> [DATASET ENTRIES]
## BEGIN

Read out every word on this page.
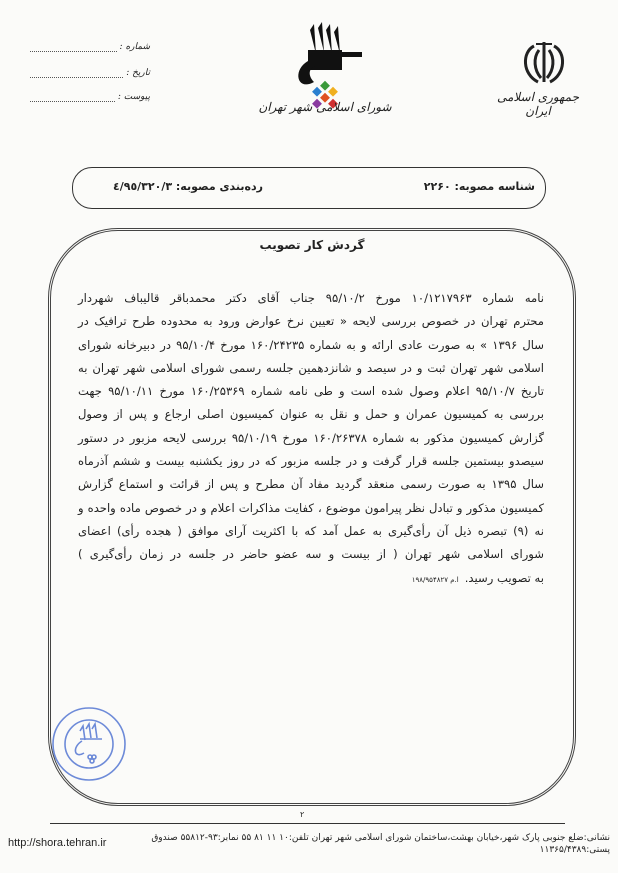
جمهوری اسلامی ایران
شورای اسلامی شهر تهران
شماره :
تاریخ :
پیوست :
شناسه مصوبه: ۲۲۶۰
رده‌بندی مصوبه: ٤/٩٥/٣٢٠/٣
گردش کار تصویب
نامه شماره ۱۰/۱۲۱۷۹۶۳ مورخ ۹۵/۱۰/۲ جناب آقای دکتر محمدباقر قالیباف شهردار
محترم تهران در خصوص بررسی لایحه « تعیین نرخ عوارض ورود به محدوده طرح ترافیک در
سال ۱۳۹۶ » به صورت عادی ارائه و به شماره ۱۶۰/۲۴۲۳۵ مورخ ۹۵/۱۰/۴ در دبیرخانه شورای
اسلامی شهر تهران ثبت و در سیصد و شانزدهمین جلسه رسمی شورای اسلامی شهر تهران به
تاریخ ۹۵/۱۰/۷ اعلام وصول شده است و طی نامه شماره ۱۶۰/۲۵۳۶۹ مورخ ۹۵/۱۰/۱۱ جهت
بررسی به کمیسیون عمران و حمل و نقل به عنوان کمیسیون اصلی ارجاع و پس از وصول
گزارش کمیسیون مذکور به شماره ۱۶۰/۲۶۳۷۸ مورخ ۹۵/۱۰/۱۹ بررسی لایحه مزبور در دستور
سیصدو بیستمین جلسه قرار گرفت و در جلسه مزبور که در روز یکشنبه بیست و ششم آذرماه
سال ۱۳۹۵ به صورت رسمی منعقد گردید مفاد آن مطرح و پس از قرائت و استماع گزارش
کمیسیون مذکور و تبادل نظر پیرامون موضوع ، کفایت مذاکرات اعلام و در خصوص ماده واحده و
نه (۹) تبصره ذیل آن رأی‌گیری به عمل آمد که با اکثریت آرای موافق ( هجده رأی) اعضای
شورای اسلامی شهر تهران ( از بیست و سه عضو حاضر در جلسه در زمان رأی‌گیری )
به تصویب رسید.ا.م ۱۹۸/۹۵۴۸۲۷
۲
نشانی:ضلع جنوبی پارک شهر،خیابان بهشت،ساختمان شورای اسلامی شهر تهران تلفن:۱۰ ۱۱ ۸۱ ۵۵ نمابر:۹۳-۵۵۸۱۲ صندوق پستی:۱۱۳۶۵/۴۳۸۹
http://shora.tehran.ir
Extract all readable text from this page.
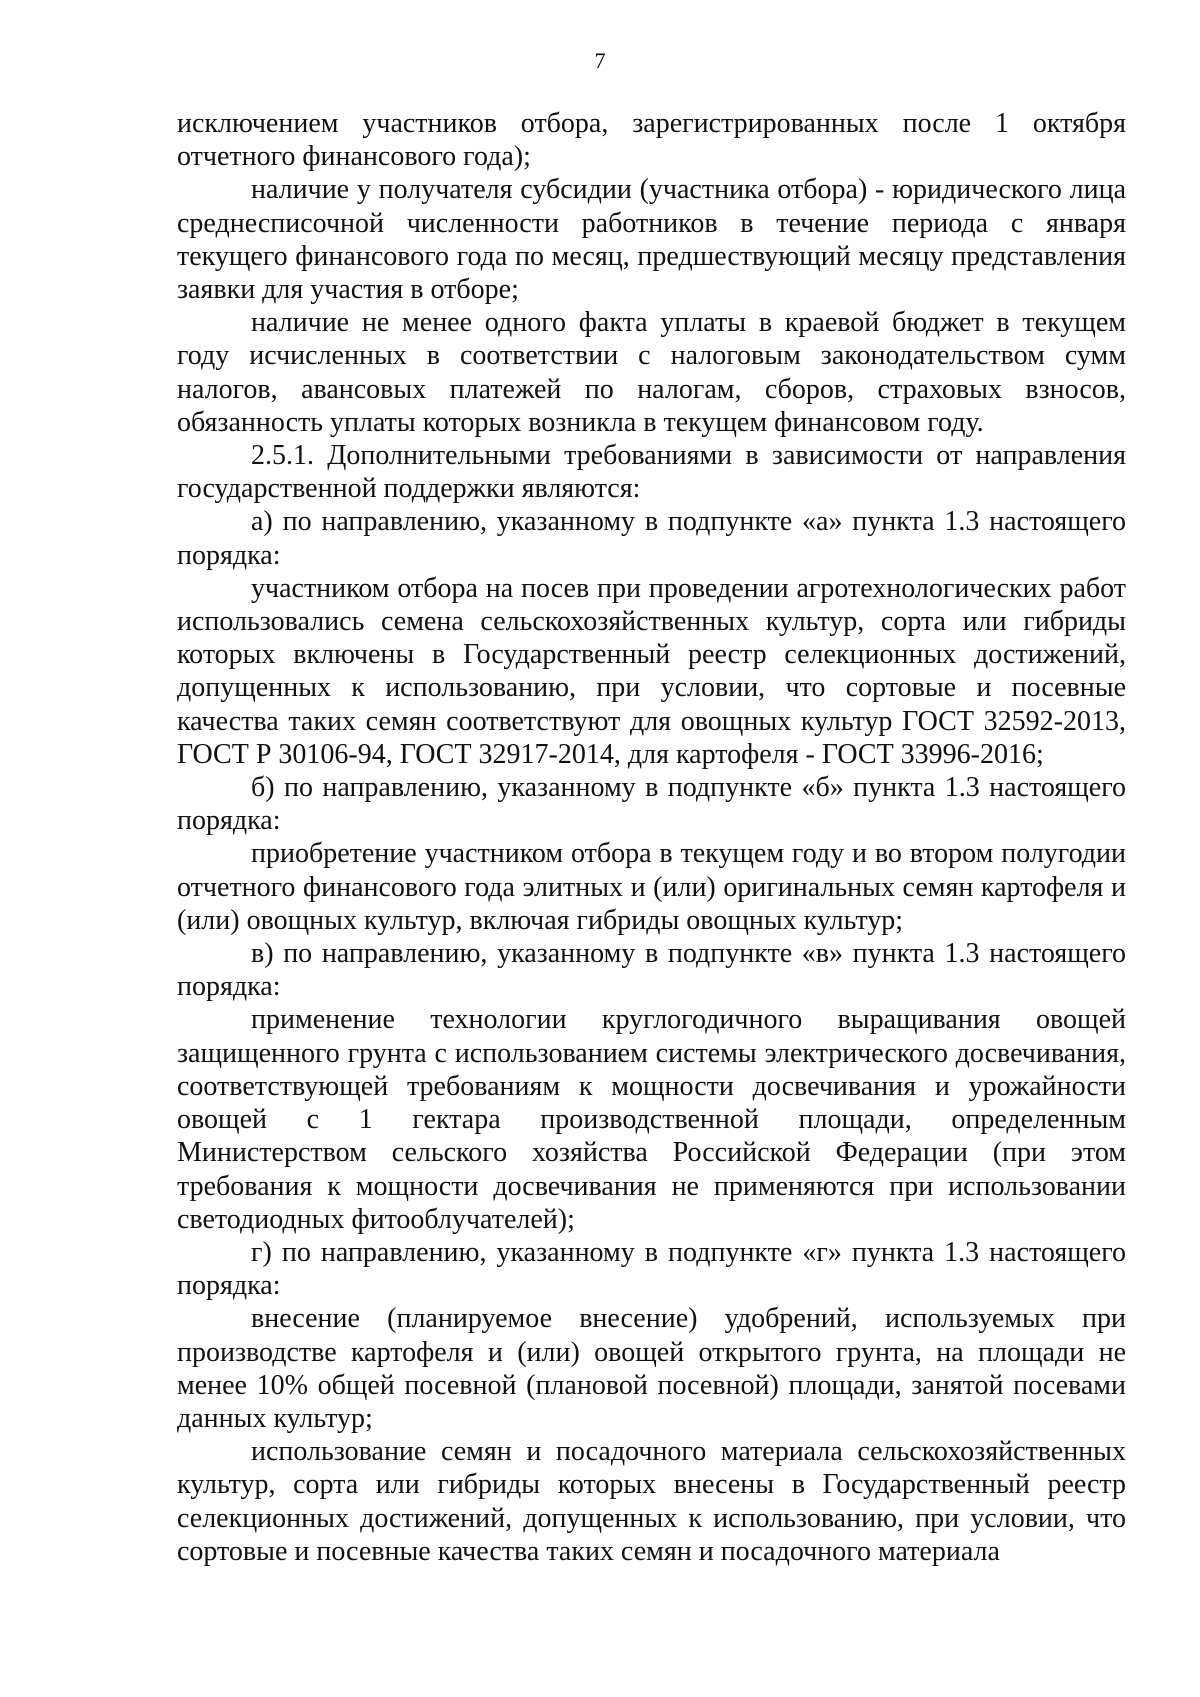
7

исключением участников отбора, зарегистрированных после 1 октября отчетного финансового года);

наличие у получателя субсидии (участника отбора) - юридического лица среднесписочной численности работников в течение периода с января текущего финансового года по месяц, предшествующий месяцу представления заявки для участия в отборе;

наличие не менее одного факта уплаты в краевой бюджет в текущем году исчисленных в соответствии с налоговым законодательством сумм налогов, авансовых платежей по налогам, сборов, страховых взносов, обязанность уплаты которых возникла в текущем финансовом году.

2.5.1. Дополнительными требованиями в зависимости от направления государственной поддержки являются:

а) по направлению, указанному в подпункте «а» пункта 1.3 настоящего порядка:

участником отбора на посев при проведении агротехнологических работ использовались семена сельскохозяйственных культур, сорта или гибриды которых включены в Государственный реестр селекционных достижений, допущенных к использованию, при условии, что сортовые и посевные качества таких семян соответствуют для овощных культур ГОСТ 32592-2013, ГОСТ Р 30106-94, ГОСТ 32917-2014, для картофеля - ГОСТ 33996-2016;

б) по направлению, указанному в подпункте «б» пункта 1.3 настоящего порядка:

приобретение участником отбора в текущем году и во втором полугодии отчетного финансового года элитных и (или) оригинальных семян картофеля и (или) овощных культур, включая гибриды овощных культур;

в) по направлению, указанному в подпункте «в» пункта 1.3 настоящего порядка:

применение технологии круглогодичного выращивания овощей защищенного грунта с использованием системы электрического досвечивания, соответствующей требованиям к мощности досвечивания и урожайности овощей с 1 гектара производственной площади, определенным Министерством сельского хозяйства Российской Федерации (при этом требования к мощности досвечивания не применяются при использовании светодиодных фитооблучателей);

г) по направлению, указанному в подпункте «г» пункта 1.3 настоящего порядка:

внесение (планируемое внесение) удобрений, используемых при производстве картофеля и (или) овощей открытого грунта, на площади не менее 10% общей посевной (плановой посевной) площади, занятой посевами данных культур;

использование семян и посадочного материала сельскохозяйственных культур, сорта или гибриды которых внесены в Государственный реестр селекционных достижений, допущенных к использованию, при условии, что сортовые и посевные качества таких семян и посадочного материала
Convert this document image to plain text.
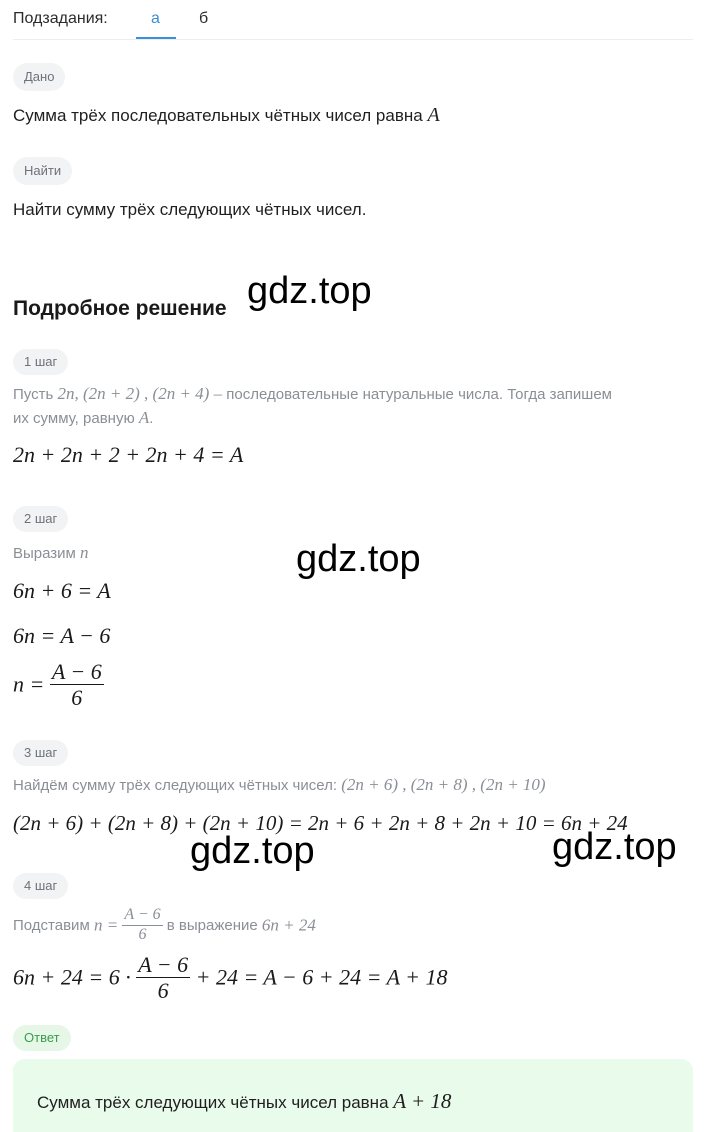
Подзадания:	а б
Дано
Сумма трёх последовательных чётных чисел равна A
Найти
Найти сумму трёх следующих чётных чисел.
Подробное решение
1 шаг
Пусть 2n, (2n + 2) , (2n + 4) – последовательные натуральные числа. Тогда запишем
их сумму, равную A.
2n + 2n + 2 + 2n + 4 = A
2 шаг
Выразим n
6n + 6 = A
6n = A − 6
$n = \frac{A - 6}{6}$
3 шаг
Найдём сумму трёх следующих чётных чисел: (2n + 6) , (2n + 8) , (2n + 10)
(2n + 6) + (2n + 8) + (2n + 10) = 2n + 6 + 2n + 8 + 2n + 10 = 6n + 24
4 шаг
Подставим $n = \frac{A - 6}{6}$ в выражение 6n + 24
$6n + 24 = 6 \cdot \frac{A - 6}{6} + 24 = A - 6 + 24 = A + 18$
Ответ
Сумма трёх следующих чётных чисел равна A + 18
gdz.top
gdz.top
gdz.top	gdz.top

## END

> [REQUIRED WORK]
Return all of the entries word for word, but omit the pictures.

> [OUTPUT FOR THIS EXERCISE]
Read out every word on this page.
جمهوری اسلامی ایران
شورای اسلامی شهر تهران
شماره :
تاریخ :
پیوست :
شناسه مصوبه: ۲۲۶۰
رده‌بندی مصوبه: ٤/٩٥/٣٢٠/٣
گردش کار تصویب
نامه شماره ۱۰/۱۲۱۷۹۶۳ مورخ ۹۵/۱۰/۲ جناب آقای دکتر محمدباقر قالیباف شهردار
محترم تهران در خصوص بررسی لایحه « تعیین نرخ عوارض ورود به محدوده طرح ترافیک در
سال ۱۳۹۶ » به صورت عادی ارائه و به شماره ۱۶۰/۲۴۲۳۵ مورخ ۹۵/۱۰/۴ در دبیرخانه شورای
اسلامی شهر تهران ثبت و در سیصد و شانزدهمین جلسه رسمی شورای اسلامی شهر تهران به
تاریخ ۹۵/۱۰/۷ اعلام وصول شده است و طی نامه شماره ۱۶۰/۲۵۳۶۹ مورخ ۹۵/۱۰/۱۱ جهت
بررسی به کمیسیون عمران و حمل و نقل به عنوان کمیسیون اصلی ارجاع و پس از وصول
گزارش کمیسیون مذکور به شماره ۱۶۰/۲۶۳۷۸ مورخ ۹۵/۱۰/۱۹ بررسی لایحه مزبور در دستور
سیصدو بیستمین جلسه قرار گرفت و در جلسه مزبور که در روز یکشنبه بیست و ششم آذرماه
سال ۱۳۹۵ به صورت رسمی منعقد گردید مفاد آن مطرح و پس از قرائت و استماع گزارش
کمیسیون مذکور و تبادل نظر پیرامون موضوع ، کفایت مذاکرات اعلام و در خصوص ماده واحده و
نه (۹) تبصره ذیل آن رأی‌گیری به عمل آمد که با اکثریت آرای موافق ( هجده رأی) اعضای
شورای اسلامی شهر تهران ( از بیست و سه عضو حاضر در جلسه در زمان رأی‌گیری )
به تصویب رسید.ا.م ۱۹۸/۹۵۴۸۲۷
۲
نشانی:ضلع جنوبی پارک شهر،خیابان بهشت،ساختمان شورای اسلامی شهر تهران تلفن:۱۰ ۱۱ ۸۱ ۵۵ نمابر:۹۳-۵۵۸۱۲ صندوق پستی:۱۱۳۶۵/۴۳۸۹
http://shora.tehran.ir
Extract all readable text from this page.
7

исключением участников отбора, зарегистрированных после 1 октября отчетного финансового года);

наличие у получателя субсидии (участника отбора) - юридического лица среднесписочной численности работников в течение периода с января текущего финансового года по месяц, предшествующий месяцу представления заявки для участия в отборе;

наличие не менее одного факта уплаты в краевой бюджет в текущем году исчисленных в соответствии с налоговым законодательством сумм налогов, авансовых платежей по налогам, сборов, страховых взносов, обязанность уплаты которых возникла в текущем финансовом году.

2.5.1. Дополнительными требованиями в зависимости от направления государственной поддержки являются:

а) по направлению, указанному в подпункте «а» пункта 1.3 настоящего порядка:

участником отбора на посев при проведении агротехнологических работ использовались семена сельскохозяйственных культур, сорта или гибриды которых включены в Государственный реестр селекционных достижений, допущенных к использованию, при условии, что сортовые и посевные качества таких семян соответствуют для овощных культур ГОСТ 32592-2013, ГОСТ Р 30106-94, ГОСТ 32917-2014, для картофеля - ГОСТ 33996-2016;

б) по направлению, указанному в подпункте «б» пункта 1.3 настоящего порядка:

приобретение участником отбора в текущем году и во втором полугодии отчетного финансового года элитных и (или) оригинальных семян картофеля и (или) овощных культур, включая гибриды овощных культур;

в) по направлению, указанному в подпункте «в» пункта 1.3 настоящего порядка:

применение технологии круглогодичного выращивания овощей защищенного грунта с использованием системы электрического досвечивания, соответствующей требованиям к мощности досвечивания и урожайности овощей с 1 гектара производственной площади, определенным Министерством сельского хозяйства Российской Федерации (при этом требования к мощности досвечивания не применяются при использовании светодиодных фитооблучателей);

г) по направлению, указанному в подпункте «г» пункта 1.3 настоящего порядка:

внесение (планируемое внесение) удобрений, используемых при производстве картофеля и (или) овощей открытого грунта, на площади не менее 10% общей посевной (плановой посевной) площади, занятой посевами данных культур;

использование семян и посадочного материала сельскохозяйственных культур, сорта или гибриды которых внесены в Государственный реестр селекционных достижений, допущенных к использованию, при условии, что сортовые и посевные качества таких семян и посадочного материала
Convert this document image to plain text.
Подзадания:	а б
Дано
Сумма трёх последовательных чётных чисел равна A
Найти
Найти сумму трёх следующих чётных чисел.
Подробное решение
1 шаг
Пусть 2n, (2n + 2) , (2n + 4) – последовательные натуральные числа. Тогда запишем
их сумму, равную A.
2n + 2n + 2 + 2n + 4 = A
2 шаг
Выразим n
6n + 6 = A
6n = A − 6
$n = \frac{A - 6}{6}$
3 шаг
Найдём сумму трёх следующих чётных чисел: (2n + 6) , (2n + 8) , (2n + 10)
(2n + 6) + (2n + 8) + (2n + 10) = 2n + 6 + 2n + 8 + 2n + 10 = 6n + 24
4 шаг
Подставим $n = \frac{A - 6}{6}$ в выражение 6n + 24
$6n + 24 = 6 \cdot \frac{A - 6}{6} + 24 = A - 6 + 24 = A + 18$
Ответ
Сумма трёх следующих чётных чисел равна A + 18
gdz.top
gdz.top
gdz.top	gdz.top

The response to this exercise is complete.